━━━━━ Listed entries ━━━━━

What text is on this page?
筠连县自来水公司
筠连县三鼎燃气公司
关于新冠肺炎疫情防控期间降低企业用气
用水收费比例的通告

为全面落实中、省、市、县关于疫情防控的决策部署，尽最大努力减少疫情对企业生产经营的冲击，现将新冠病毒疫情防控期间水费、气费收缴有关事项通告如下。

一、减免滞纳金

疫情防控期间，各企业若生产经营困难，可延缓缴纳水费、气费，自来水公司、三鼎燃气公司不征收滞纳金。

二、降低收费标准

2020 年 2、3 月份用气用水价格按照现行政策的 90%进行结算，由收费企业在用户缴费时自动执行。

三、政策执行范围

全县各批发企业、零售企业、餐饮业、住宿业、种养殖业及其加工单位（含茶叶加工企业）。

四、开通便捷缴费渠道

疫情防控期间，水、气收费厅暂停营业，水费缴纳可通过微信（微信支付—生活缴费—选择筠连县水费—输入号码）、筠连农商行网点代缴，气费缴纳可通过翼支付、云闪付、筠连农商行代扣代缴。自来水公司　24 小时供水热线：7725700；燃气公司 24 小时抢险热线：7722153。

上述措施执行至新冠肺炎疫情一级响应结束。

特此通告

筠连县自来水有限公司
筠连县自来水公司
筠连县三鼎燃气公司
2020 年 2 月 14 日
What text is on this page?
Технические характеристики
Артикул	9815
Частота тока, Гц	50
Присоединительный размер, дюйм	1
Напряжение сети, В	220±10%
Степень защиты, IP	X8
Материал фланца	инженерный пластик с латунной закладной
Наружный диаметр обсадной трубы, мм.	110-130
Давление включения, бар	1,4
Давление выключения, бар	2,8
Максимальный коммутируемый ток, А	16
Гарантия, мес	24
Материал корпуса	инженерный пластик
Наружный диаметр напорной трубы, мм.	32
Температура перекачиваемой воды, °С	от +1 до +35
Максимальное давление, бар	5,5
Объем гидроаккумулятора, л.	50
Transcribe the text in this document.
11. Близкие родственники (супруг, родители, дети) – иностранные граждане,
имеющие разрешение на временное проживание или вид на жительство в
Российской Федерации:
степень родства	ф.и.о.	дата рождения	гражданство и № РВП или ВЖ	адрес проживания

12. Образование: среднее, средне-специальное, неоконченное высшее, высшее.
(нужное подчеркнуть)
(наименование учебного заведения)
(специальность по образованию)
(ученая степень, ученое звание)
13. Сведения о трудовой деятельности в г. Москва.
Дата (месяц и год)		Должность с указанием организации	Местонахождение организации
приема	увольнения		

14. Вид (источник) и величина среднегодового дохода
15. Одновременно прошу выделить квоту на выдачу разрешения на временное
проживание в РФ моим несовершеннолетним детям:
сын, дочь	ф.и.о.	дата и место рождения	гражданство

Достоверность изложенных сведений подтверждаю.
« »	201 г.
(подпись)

━━━━━

Search the entries for the word "инженерный", then list each line that holds it.

Output
Материал фланца	инженерный пластик с латунной закладной
Материал корпуса	инженерный пластик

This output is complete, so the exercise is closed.